— start of Provided information —

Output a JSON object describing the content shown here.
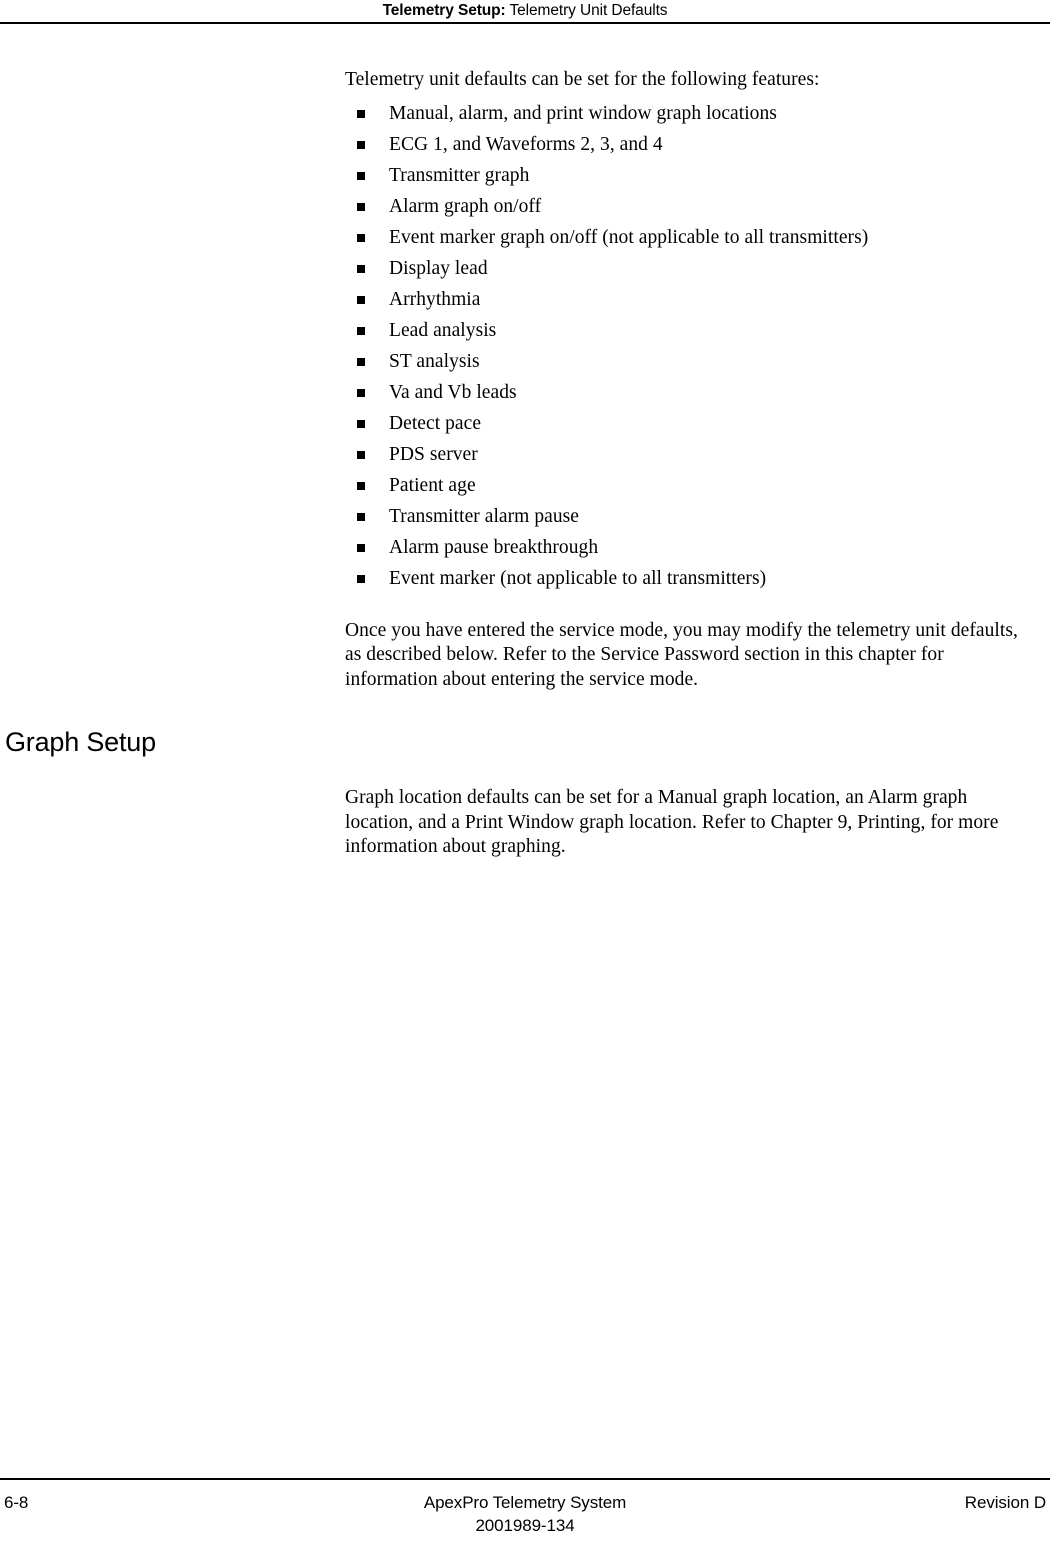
{
  "header": {
    "chapter_label": "Telemetry Setup:",
    "section_label": " Telemetry Unit Defaults"
  },
  "body": {
    "intro_paragraph": "Telemetry unit defaults can be set for the following features:",
    "feature_bullets": [
      "Manual, alarm, and print window graph locations",
      "ECG 1, and Waveforms 2, 3, and 4",
      "Transmitter graph",
      "Alarm graph on/off",
      "Event marker graph on/off (not applicable to all transmitters)",
      "Display lead",
      "Arrhythmia",
      "Lead analysis",
      "ST analysis",
      "Va and Vb leads",
      "Detect pace",
      "PDS server",
      "Patient age",
      "Transmitter alarm pause",
      "Alarm pause breakthrough",
      "Event marker (not applicable to all transmitters)"
    ],
    "service_mode_paragraph": "Once you have entered the service mode, you may modify the telemetry unit defaults, as described below. Refer to the Service Password section in this chapter for information about entering the service mode."
  },
  "graph_setup": {
    "heading": "Graph Setup",
    "paragraph": "Graph location defaults can be set for a Manual graph location, an Alarm graph location, and a Print Window graph location. Refer to Chapter 9, Printing, for more information about graphing."
  },
  "footer": {
    "page_number": "6-8",
    "product_name": "ApexPro Telemetry System",
    "document_number": "2001989-134",
    "revision": "Revision D"
  },
  "colors": {
    "text": "#000000",
    "rule": "#000000",
    "background": "#ffffff"
  }
}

— end of Provided information —

**Problem description**. Pictures are excluded; output everything else in the data verbatim.

**Task answer**.
Output a JSON object describing the content shown here.
{
  "header": {
    "chapter_label": "Telemetry Setup:",
    "section_label": " Telemetry Unit Defaults"
  },
  "body": {
    "intro_paragraph": "Telemetry unit defaults can be set for the following features:",
    "feature_bullets": [
      "Manual, alarm, and print window graph locations",
      "ECG 1, and Waveforms 2, 3, and 4",
      "Transmitter graph",
      "Alarm graph on/off",
      "Event marker graph on/off (not applicable to all transmitters)",
      "Display lead",
      "Arrhythmia",
      "Lead analysis",
      "ST analysis",
      "Va and Vb leads",
      "Detect pace",
      "PDS server",
      "Patient age",
      "Transmitter alarm pause",
      "Alarm pause breakthrough",
      "Event marker (not applicable to all transmitters)"
    ],
    "service_mode_paragraph": "Once you have entered the service mode, you may modify the telemetry unit defaults, as described below. Refer to the Service Password section in this chapter for information about entering the service mode."
  },
  "graph_setup": {
    "heading": "Graph Setup",
    "paragraph": "Graph location defaults can be set for a Manual graph location, an Alarm graph location, and a Print Window graph location. Refer to Chapter 9, Printing, for more information about graphing."
  },
  "footer": {
    "page_number": "6-8",
    "product_name": "ApexPro Telemetry System",
    "document_number": "2001989-134",
    "revision": "Revision D"
  },
  "colors": {
    "text": "#000000",
    "rule": "#000000",
    "background": "#ffffff"
  }
}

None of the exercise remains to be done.